> _Available records_:
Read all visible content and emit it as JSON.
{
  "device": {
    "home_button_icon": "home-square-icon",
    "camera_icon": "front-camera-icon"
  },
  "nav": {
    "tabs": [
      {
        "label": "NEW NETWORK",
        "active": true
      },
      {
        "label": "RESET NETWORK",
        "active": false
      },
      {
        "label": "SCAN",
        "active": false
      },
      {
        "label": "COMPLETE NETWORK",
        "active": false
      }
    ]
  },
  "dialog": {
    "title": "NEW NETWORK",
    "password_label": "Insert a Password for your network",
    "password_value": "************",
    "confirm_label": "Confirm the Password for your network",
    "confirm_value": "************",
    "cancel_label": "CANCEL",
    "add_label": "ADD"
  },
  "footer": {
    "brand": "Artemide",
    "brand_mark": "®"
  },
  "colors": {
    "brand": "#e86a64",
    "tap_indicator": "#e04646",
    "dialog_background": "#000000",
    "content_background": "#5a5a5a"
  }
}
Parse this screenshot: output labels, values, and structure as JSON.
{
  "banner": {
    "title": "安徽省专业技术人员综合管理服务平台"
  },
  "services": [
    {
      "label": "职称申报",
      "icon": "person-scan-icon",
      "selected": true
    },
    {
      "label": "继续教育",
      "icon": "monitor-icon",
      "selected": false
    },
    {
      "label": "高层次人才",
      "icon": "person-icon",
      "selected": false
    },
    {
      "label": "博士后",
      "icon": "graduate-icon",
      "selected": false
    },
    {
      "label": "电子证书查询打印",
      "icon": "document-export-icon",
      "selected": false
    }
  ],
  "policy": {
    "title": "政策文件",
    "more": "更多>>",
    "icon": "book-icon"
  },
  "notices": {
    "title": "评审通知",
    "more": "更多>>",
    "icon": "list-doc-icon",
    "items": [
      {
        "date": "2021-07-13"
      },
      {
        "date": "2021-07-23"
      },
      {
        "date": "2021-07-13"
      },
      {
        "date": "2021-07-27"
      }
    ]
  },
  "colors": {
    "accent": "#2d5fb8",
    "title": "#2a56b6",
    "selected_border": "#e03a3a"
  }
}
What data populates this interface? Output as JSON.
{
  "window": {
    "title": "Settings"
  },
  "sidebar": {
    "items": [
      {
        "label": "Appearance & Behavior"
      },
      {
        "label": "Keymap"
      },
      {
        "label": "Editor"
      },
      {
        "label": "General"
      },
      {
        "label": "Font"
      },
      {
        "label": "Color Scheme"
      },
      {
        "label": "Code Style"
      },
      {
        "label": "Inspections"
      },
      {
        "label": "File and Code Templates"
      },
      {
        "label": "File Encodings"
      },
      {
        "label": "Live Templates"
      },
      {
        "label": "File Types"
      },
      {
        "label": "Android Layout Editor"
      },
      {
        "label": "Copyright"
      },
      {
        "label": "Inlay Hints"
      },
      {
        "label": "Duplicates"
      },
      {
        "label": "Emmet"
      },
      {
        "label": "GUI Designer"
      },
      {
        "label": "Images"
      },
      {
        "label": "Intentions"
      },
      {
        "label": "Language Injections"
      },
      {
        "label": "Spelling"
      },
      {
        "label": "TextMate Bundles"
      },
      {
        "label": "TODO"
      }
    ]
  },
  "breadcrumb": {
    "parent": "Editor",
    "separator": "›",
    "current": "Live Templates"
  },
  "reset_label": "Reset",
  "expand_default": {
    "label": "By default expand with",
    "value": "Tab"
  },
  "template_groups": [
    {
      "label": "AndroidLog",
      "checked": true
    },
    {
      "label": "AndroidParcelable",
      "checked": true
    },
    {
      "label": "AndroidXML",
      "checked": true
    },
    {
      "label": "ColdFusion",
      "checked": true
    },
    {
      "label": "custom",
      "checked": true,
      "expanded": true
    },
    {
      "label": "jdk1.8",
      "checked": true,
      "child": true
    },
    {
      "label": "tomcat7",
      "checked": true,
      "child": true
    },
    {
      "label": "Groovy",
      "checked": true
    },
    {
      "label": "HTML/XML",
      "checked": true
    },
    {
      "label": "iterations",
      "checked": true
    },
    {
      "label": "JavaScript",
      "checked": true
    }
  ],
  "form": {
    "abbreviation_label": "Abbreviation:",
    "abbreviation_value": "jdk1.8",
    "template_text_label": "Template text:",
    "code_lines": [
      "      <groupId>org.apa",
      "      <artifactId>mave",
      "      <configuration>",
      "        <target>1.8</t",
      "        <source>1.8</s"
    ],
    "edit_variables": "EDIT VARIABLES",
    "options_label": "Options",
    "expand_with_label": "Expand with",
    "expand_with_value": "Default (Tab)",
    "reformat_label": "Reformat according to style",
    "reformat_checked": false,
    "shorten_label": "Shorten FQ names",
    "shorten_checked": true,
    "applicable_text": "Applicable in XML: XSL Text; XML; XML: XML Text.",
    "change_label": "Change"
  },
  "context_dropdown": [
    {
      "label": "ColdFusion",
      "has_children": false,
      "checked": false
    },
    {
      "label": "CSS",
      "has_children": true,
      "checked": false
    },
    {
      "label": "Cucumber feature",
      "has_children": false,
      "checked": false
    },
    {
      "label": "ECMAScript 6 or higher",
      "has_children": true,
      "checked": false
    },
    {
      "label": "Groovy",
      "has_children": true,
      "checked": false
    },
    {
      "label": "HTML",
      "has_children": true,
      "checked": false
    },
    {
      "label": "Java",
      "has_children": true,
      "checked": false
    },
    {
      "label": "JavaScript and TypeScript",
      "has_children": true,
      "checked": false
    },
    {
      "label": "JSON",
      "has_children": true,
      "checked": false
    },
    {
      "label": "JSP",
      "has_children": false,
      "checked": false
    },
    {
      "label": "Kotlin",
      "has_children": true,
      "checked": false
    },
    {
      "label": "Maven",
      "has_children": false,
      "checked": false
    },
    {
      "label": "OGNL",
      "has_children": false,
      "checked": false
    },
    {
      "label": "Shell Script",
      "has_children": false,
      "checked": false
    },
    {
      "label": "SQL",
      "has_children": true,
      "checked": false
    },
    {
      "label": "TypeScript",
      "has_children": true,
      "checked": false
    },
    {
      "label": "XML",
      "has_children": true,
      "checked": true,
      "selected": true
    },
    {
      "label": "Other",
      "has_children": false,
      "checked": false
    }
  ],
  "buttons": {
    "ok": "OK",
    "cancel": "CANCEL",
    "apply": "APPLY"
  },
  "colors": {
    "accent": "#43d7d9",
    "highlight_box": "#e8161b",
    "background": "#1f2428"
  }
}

> _Required task_:
Search the records for the word "title". Copy every line that has it.

> _Expected answer_:
    "title": "NEW NETWORK",
    "title": "安徽省专业技术人员综合管理服务平台"
    "title": "政策文件",
    "title": "评审通知",
    "title": "#2a56b6",
    "title": "Settings"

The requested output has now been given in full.